Written instruction.
Provide the data again in its entirety, exactly as given.

Rows from a figure dataset.
## Begin
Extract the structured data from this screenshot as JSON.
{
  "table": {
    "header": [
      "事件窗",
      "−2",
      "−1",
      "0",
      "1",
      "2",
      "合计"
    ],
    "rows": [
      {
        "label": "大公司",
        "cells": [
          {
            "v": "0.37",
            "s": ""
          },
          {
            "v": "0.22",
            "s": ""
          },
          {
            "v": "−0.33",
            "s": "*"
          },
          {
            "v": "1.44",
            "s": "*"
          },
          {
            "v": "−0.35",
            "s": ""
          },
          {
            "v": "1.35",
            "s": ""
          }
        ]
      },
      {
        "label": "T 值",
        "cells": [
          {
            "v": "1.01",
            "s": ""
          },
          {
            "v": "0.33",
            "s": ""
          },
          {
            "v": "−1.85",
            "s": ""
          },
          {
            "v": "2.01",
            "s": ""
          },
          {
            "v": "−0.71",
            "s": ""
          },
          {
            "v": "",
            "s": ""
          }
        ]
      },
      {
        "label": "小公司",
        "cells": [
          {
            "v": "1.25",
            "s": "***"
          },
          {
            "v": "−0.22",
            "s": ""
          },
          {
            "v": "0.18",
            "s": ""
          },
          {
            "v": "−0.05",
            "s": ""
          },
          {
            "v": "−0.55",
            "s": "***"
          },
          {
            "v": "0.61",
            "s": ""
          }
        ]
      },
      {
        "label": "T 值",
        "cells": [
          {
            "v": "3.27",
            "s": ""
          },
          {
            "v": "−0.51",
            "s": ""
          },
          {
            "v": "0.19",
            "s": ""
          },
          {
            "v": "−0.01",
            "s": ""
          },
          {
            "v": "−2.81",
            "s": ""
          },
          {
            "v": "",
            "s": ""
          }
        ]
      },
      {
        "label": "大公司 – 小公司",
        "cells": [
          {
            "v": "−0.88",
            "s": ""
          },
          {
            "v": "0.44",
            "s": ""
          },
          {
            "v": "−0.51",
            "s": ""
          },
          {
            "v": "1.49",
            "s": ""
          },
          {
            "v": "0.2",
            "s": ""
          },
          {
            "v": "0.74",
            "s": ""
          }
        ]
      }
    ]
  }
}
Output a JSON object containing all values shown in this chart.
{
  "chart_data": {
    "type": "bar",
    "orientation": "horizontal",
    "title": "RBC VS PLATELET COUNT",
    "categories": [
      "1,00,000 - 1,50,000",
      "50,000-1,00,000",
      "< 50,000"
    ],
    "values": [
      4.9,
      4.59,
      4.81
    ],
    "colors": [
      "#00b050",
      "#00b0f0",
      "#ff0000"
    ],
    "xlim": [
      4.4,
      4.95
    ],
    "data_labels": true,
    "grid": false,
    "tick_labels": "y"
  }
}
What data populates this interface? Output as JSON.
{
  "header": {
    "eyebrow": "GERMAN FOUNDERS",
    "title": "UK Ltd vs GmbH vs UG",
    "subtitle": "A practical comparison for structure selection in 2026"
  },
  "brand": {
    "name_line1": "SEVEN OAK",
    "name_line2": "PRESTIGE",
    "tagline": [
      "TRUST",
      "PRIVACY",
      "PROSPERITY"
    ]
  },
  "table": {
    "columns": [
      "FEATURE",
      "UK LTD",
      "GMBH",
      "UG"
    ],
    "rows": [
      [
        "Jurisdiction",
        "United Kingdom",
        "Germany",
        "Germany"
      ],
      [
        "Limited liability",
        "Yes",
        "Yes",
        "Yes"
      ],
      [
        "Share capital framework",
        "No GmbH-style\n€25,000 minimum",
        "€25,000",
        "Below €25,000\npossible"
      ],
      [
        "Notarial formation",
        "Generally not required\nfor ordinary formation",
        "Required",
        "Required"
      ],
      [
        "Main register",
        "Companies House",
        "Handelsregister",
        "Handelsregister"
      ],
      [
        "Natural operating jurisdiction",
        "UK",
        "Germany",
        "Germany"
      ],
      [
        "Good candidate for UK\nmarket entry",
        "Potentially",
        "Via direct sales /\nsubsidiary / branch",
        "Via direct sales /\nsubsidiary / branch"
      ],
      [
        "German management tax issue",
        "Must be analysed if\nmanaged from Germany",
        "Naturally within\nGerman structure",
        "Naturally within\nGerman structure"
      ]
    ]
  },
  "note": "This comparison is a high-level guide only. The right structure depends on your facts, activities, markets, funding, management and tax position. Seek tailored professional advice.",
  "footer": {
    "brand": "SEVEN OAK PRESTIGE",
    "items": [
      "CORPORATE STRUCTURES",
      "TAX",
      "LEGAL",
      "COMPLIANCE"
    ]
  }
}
## End
Written solution.
Extract the structured data from this screenshot as JSON.
{
  "table": {
    "header": [
      "事件窗",
      "−2",
      "−1",
      "0",
      "1",
      "2",
      "合计"
    ],
    "rows": [
      {
        "label": "大公司",
        "cells": [
          {
            "v": "0.37",
            "s": ""
          },
          {
            "v": "0.22",
            "s": ""
          },
          {
            "v": "−0.33",
            "s": "*"
          },
          {
            "v": "1.44",
            "s": "*"
          },
          {
            "v": "−0.35",
            "s": ""
          },
          {
            "v": "1.35",
            "s": ""
          }
        ]
      },
      {
        "label": "T 值",
        "cells": [
          {
            "v": "1.01",
            "s": ""
          },
          {
            "v": "0.33",
            "s": ""
          },
          {
            "v": "−1.85",
            "s": ""
          },
          {
            "v": "2.01",
            "s": ""
          },
          {
            "v": "−0.71",
            "s": ""
          },
          {
            "v": "",
            "s": ""
          }
        ]
      },
      {
        "label": "小公司",
        "cells": [
          {
            "v": "1.25",
            "s": "***"
          },
          {
            "v": "−0.22",
            "s": ""
          },
          {
            "v": "0.18",
            "s": ""
          },
          {
            "v": "−0.05",
            "s": ""
          },
          {
            "v": "−0.55",
            "s": "***"
          },
          {
            "v": "0.61",
            "s": ""
          }
        ]
      },
      {
        "label": "T 值",
        "cells": [
          {
            "v": "3.27",
            "s": ""
          },
          {
            "v": "−0.51",
            "s": ""
          },
          {
            "v": "0.19",
            "s": ""
          },
          {
            "v": "−0.01",
            "s": ""
          },
          {
            "v": "−2.81",
            "s": ""
          },
          {
            "v": "",
            "s": ""
          }
        ]
      },
      {
        "label": "大公司 – 小公司",
        "cells": [
          {
            "v": "−0.88",
            "s": ""
          },
          {
            "v": "0.44",
            "s": ""
          },
          {
            "v": "−0.51",
            "s": ""
          },
          {
            "v": "1.49",
            "s": ""
          },
          {
            "v": "0.2",
            "s": ""
          },
          {
            "v": "0.74",
            "s": ""
          }
        ]
      }
    ]
  }
}
Output a JSON object containing all values shown in this chart.
{
  "chart_data": {
    "type": "bar",
    "orientation": "horizontal",
    "title": "RBC VS PLATELET COUNT",
    "categories": [
      "1,00,000 - 1,50,000",
      "50,000-1,00,000",
      "< 50,000"
    ],
    "values": [
      4.9,
      4.59,
      4.81
    ],
    "colors": [
      "#00b050",
      "#00b0f0",
      "#ff0000"
    ],
    "xlim": [
      4.4,
      4.95
    ],
    "data_labels": true,
    "grid": false,
    "tick_labels": "y"
  }
}
What data populates this interface? Output as JSON.
{
  "header": {
    "eyebrow": "GERMAN FOUNDERS",
    "title": "UK Ltd vs GmbH vs UG",
    "subtitle": "A practical comparison for structure selection in 2026"
  },
  "brand": {
    "name_line1": "SEVEN OAK",
    "name_line2": "PRESTIGE",
    "tagline": [
      "TRUST",
      "PRIVACY",
      "PROSPERITY"
    ]
  },
  "table": {
    "columns": [
      "FEATURE",
      "UK LTD",
      "GMBH",
      "UG"
    ],
    "rows": [
      [
        "Jurisdiction",
        "United Kingdom",
        "Germany",
        "Germany"
      ],
      [
        "Limited liability",
        "Yes",
        "Yes",
        "Yes"
      ],
      [
        "Share capital framework",
        "No GmbH-style\n€25,000 minimum",
        "€25,000",
        "Below €25,000\npossible"
      ],
      [
        "Notarial formation",
        "Generally not required\nfor ordinary formation",
        "Required",
        "Required"
      ],
      [
        "Main register",
        "Companies House",
        "Handelsregister",
        "Handelsregister"
      ],
      [
        "Natural operating jurisdiction",
        "UK",
        "Germany",
        "Germany"
      ],
      [
        "Good candidate for UK\nmarket entry",
        "Potentially",
        "Via direct sales /\nsubsidiary / branch",
        "Via direct sales /\nsubsidiary / branch"
      ],
      [
        "German management tax issue",
        "Must be analysed if\nmanaged from Germany",
        "Naturally within\nGerman structure",
        "Naturally within\nGerman structure"
      ]
    ]
  },
  "note": "This comparison is a high-level guide only. The right structure depends on your facts, activities, markets, funding, management and tax position. Seek tailored professional advice.",
  "footer": {
    "brand": "SEVEN OAK PRESTIGE",
    "items": [
      "CORPORATE STRUCTURES",
      "TAX",
      "LEGAL",
      "COMPLIANCE"
    ]
  }
}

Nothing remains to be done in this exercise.